━━ Data supplied ━━

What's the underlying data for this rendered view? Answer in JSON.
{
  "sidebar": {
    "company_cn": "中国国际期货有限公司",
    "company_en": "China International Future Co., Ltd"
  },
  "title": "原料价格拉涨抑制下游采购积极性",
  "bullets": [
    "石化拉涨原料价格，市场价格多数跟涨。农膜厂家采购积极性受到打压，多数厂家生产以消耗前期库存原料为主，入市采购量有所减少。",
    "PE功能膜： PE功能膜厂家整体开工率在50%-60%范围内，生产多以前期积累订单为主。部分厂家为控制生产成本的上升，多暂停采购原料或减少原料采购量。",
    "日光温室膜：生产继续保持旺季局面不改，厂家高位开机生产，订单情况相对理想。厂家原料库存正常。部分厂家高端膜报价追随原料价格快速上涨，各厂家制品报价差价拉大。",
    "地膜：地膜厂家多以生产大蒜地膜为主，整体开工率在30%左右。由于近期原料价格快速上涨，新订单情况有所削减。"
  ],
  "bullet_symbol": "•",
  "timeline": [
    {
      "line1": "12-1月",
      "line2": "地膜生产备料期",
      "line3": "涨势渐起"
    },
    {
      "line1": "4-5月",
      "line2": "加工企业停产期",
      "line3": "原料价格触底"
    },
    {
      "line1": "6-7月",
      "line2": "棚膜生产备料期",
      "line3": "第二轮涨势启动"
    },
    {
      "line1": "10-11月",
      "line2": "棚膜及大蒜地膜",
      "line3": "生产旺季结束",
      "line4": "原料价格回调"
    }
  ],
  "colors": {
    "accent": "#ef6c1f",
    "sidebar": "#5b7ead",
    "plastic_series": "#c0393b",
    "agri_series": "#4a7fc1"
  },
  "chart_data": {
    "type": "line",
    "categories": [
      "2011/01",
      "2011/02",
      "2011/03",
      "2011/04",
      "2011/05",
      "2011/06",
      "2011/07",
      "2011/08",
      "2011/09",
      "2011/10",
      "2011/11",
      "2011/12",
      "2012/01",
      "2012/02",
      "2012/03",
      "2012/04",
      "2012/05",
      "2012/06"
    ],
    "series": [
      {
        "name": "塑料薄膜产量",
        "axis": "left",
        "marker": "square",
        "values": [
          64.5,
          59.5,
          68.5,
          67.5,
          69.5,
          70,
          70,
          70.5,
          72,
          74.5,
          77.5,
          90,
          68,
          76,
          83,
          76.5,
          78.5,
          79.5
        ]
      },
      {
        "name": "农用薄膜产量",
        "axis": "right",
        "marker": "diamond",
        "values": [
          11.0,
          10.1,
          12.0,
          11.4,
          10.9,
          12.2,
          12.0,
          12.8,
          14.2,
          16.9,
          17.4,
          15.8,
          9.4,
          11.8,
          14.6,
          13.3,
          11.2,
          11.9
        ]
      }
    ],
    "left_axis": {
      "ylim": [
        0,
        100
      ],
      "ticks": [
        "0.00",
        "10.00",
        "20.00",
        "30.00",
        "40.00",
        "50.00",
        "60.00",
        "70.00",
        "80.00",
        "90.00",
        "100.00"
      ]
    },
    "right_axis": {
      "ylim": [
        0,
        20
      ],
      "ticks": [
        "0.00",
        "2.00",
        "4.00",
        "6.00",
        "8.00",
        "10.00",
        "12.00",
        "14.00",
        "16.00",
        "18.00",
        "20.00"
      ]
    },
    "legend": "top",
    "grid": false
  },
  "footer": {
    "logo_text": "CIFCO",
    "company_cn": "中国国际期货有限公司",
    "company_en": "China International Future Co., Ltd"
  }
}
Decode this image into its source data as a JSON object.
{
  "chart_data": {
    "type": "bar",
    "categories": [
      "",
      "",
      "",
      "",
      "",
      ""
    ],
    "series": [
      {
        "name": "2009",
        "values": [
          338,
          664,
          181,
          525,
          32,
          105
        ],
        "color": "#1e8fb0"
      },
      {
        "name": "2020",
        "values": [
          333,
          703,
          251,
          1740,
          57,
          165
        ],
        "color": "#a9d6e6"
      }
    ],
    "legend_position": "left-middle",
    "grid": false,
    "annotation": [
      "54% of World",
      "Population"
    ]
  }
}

━━━

### Task objective
Transcribe all the entries, keeping each one exactly as it is.

### Reply to the exercise
What's the underlying data for this rendered view? Answer in JSON.
{
  "sidebar": {
    "company_cn": "中国国际期货有限公司",
    "company_en": "China International Future Co., Ltd"
  },
  "title": "原料价格拉涨抑制下游采购积极性",
  "bullets": [
    "石化拉涨原料价格，市场价格多数跟涨。农膜厂家采购积极性受到打压，多数厂家生产以消耗前期库存原料为主，入市采购量有所减少。",
    "PE功能膜： PE功能膜厂家整体开工率在50%-60%范围内，生产多以前期积累订单为主。部分厂家为控制生产成本的上升，多暂停采购原料或减少原料采购量。",
    "日光温室膜：生产继续保持旺季局面不改，厂家高位开机生产，订单情况相对理想。厂家原料库存正常。部分厂家高端膜报价追随原料价格快速上涨，各厂家制品报价差价拉大。",
    "地膜：地膜厂家多以生产大蒜地膜为主，整体开工率在30%左右。由于近期原料价格快速上涨，新订单情况有所削减。"
  ],
  "bullet_symbol": "•",
  "timeline": [
    {
      "line1": "12-1月",
      "line2": "地膜生产备料期",
      "line3": "涨势渐起"
    },
    {
      "line1": "4-5月",
      "line2": "加工企业停产期",
      "line3": "原料价格触底"
    },
    {
      "line1": "6-7月",
      "line2": "棚膜生产备料期",
      "line3": "第二轮涨势启动"
    },
    {
      "line1": "10-11月",
      "line2": "棚膜及大蒜地膜",
      "line3": "生产旺季结束",
      "line4": "原料价格回调"
    }
  ],
  "colors": {
    "accent": "#ef6c1f",
    "sidebar": "#5b7ead",
    "plastic_series": "#c0393b",
    "agri_series": "#4a7fc1"
  },
  "chart_data": {
    "type": "line",
    "categories": [
      "2011/01",
      "2011/02",
      "2011/03",
      "2011/04",
      "2011/05",
      "2011/06",
      "2011/07",
      "2011/08",
      "2011/09",
      "2011/10",
      "2011/11",
      "2011/12",
      "2012/01",
      "2012/02",
      "2012/03",
      "2012/04",
      "2012/05",
      "2012/06"
    ],
    "series": [
      {
        "name": "塑料薄膜产量",
        "axis": "left",
        "marker": "square",
        "values": [
          64.5,
          59.5,
          68.5,
          67.5,
          69.5,
          70,
          70,
          70.5,
          72,
          74.5,
          77.5,
          90,
          68,
          76,
          83,
          76.5,
          78.5,
          79.5
        ]
      },
      {
        "name": "农用薄膜产量",
        "axis": "right",
        "marker": "diamond",
        "values": [
          11.0,
          10.1,
          12.0,
          11.4,
          10.9,
          12.2,
          12.0,
          12.8,
          14.2,
          16.9,
          17.4,
          15.8,
          9.4,
          11.8,
          14.6,
          13.3,
          11.2,
          11.9
        ]
      }
    ],
    "left_axis": {
      "ylim": [
        0,
        100
      ],
      "ticks": [
        "0.00",
        "10.00",
        "20.00",
        "30.00",
        "40.00",
        "50.00",
        "60.00",
        "70.00",
        "80.00",
        "90.00",
        "100.00"
      ]
    },
    "right_axis": {
      "ylim": [
        0,
        20
      ],
      "ticks": [
        "0.00",
        "2.00",
        "4.00",
        "6.00",
        "8.00",
        "10.00",
        "12.00",
        "14.00",
        "16.00",
        "18.00",
        "20.00"
      ]
    },
    "legend": "top",
    "grid": false
  },
  "footer": {
    "logo_text": "CIFCO",
    "company_cn": "中国国际期货有限公司",
    "company_en": "China International Future Co., Ltd"
  }
}
Decode this image into its source data as a JSON object.
{
  "chart_data": {
    "type": "bar",
    "categories": [
      "",
      "",
      "",
      "",
      "",
      ""
    ],
    "series": [
      {
        "name": "2009",
        "values": [
          338,
          664,
          181,
          525,
          32,
          105
        ],
        "color": "#1e8fb0"
      },
      {
        "name": "2020",
        "values": [
          333,
          703,
          251,
          1740,
          57,
          165
        ],
        "color": "#a9d6e6"
      }
    ],
    "legend_position": "left-middle",
    "grid": false,
    "annotation": [
      "54% of World",
      "Population"
    ]
  }
}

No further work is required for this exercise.